Given information
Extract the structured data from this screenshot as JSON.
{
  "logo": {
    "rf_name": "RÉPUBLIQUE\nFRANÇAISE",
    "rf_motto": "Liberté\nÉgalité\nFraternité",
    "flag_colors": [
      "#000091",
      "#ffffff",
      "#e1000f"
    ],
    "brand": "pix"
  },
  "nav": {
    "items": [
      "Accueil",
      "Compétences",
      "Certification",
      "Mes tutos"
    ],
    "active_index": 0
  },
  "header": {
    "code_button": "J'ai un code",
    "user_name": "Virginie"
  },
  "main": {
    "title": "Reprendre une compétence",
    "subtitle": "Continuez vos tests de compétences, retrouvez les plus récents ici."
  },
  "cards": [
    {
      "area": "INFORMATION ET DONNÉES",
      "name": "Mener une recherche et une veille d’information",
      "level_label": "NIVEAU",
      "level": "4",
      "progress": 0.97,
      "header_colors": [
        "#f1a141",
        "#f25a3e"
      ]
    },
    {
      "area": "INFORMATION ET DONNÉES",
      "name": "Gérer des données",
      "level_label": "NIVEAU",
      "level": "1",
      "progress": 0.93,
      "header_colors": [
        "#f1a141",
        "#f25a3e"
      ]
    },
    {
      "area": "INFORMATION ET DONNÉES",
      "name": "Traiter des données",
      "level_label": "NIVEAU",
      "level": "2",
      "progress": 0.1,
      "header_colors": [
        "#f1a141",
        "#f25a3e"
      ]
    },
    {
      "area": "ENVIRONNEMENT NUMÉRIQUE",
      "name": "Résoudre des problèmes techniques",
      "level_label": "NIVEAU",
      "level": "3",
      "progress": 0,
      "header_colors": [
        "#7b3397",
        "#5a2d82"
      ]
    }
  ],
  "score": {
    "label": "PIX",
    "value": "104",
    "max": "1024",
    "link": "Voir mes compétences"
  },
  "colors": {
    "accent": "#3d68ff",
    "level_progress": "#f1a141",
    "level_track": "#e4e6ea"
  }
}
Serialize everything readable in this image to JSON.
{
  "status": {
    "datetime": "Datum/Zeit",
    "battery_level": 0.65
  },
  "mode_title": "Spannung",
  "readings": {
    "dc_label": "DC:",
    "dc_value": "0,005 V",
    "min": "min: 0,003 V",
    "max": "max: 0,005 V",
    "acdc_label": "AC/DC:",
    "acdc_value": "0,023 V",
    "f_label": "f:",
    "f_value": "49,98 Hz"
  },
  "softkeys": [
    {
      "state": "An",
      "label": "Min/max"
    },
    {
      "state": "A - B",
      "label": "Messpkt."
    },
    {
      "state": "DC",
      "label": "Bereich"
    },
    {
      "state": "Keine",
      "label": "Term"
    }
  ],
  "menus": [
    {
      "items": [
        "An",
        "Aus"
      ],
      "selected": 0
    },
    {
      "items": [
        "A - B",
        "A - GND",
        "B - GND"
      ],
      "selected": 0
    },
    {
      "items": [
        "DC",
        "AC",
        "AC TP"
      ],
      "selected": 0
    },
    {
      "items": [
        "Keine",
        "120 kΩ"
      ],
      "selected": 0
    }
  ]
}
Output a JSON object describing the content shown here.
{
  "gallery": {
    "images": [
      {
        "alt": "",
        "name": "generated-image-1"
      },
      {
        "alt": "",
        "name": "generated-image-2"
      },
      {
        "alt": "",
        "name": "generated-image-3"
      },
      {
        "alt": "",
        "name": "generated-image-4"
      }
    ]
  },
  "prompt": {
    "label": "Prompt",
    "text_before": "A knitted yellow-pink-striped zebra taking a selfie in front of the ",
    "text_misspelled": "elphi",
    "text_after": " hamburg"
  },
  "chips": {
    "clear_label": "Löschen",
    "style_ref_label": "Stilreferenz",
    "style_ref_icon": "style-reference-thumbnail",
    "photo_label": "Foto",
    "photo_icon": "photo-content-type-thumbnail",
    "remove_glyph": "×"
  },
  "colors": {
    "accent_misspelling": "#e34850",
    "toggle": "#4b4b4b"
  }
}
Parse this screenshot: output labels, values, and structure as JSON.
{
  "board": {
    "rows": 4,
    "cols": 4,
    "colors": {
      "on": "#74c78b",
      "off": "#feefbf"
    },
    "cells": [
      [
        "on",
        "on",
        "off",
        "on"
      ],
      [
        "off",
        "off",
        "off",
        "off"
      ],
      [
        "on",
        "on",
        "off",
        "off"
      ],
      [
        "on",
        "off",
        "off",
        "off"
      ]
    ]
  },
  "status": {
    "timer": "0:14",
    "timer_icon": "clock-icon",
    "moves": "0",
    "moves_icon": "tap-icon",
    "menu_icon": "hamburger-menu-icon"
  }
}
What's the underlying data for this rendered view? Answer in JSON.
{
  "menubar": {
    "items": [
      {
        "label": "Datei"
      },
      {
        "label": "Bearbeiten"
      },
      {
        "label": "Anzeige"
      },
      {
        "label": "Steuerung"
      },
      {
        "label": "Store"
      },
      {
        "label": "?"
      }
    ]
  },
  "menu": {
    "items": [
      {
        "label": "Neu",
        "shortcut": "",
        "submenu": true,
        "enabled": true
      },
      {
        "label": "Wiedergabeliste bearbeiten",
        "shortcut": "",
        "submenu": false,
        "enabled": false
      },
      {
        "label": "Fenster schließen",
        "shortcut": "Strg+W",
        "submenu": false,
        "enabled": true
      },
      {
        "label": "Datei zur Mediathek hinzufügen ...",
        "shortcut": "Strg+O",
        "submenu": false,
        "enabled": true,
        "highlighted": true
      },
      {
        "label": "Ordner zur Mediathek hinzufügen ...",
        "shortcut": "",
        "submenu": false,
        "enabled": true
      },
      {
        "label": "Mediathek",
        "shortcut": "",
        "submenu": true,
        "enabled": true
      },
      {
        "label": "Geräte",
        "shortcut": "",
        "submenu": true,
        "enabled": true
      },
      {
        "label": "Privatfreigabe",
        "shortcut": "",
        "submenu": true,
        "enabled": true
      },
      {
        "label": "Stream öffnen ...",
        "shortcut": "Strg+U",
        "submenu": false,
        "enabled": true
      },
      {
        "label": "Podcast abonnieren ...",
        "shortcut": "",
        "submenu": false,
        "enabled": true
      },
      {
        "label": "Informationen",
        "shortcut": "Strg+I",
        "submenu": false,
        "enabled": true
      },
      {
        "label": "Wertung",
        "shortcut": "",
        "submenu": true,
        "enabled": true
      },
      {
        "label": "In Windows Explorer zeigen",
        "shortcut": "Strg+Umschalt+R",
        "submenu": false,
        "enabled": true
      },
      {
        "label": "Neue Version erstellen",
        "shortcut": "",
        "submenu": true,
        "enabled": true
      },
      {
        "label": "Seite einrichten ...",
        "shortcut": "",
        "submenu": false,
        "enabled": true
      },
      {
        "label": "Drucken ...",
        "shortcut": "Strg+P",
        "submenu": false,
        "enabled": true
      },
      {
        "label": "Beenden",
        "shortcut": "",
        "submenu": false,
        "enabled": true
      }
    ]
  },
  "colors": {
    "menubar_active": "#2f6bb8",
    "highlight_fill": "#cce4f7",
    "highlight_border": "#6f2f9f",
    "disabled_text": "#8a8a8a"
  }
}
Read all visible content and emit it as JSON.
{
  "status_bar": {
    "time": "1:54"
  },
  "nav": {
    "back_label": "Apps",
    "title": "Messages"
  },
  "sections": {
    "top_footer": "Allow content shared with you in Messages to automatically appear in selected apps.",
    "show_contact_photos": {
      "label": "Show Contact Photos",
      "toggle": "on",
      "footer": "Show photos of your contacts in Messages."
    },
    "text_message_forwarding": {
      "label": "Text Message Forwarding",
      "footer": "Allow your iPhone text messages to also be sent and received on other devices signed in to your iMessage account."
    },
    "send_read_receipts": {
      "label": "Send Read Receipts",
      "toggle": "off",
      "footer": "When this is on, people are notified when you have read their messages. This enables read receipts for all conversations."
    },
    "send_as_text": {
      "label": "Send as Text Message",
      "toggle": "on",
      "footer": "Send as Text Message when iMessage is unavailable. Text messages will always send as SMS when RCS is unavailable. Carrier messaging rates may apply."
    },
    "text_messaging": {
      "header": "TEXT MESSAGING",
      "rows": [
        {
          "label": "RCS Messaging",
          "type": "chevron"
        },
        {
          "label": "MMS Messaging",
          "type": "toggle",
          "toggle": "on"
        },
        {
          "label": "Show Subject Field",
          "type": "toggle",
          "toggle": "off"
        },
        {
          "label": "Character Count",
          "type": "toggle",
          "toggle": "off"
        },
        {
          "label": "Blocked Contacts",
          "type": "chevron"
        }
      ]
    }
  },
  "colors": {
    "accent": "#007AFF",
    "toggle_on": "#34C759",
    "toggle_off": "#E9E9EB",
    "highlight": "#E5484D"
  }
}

Task
Give only the count of lines in the data that include the string "JSON".

Answer to the problem
6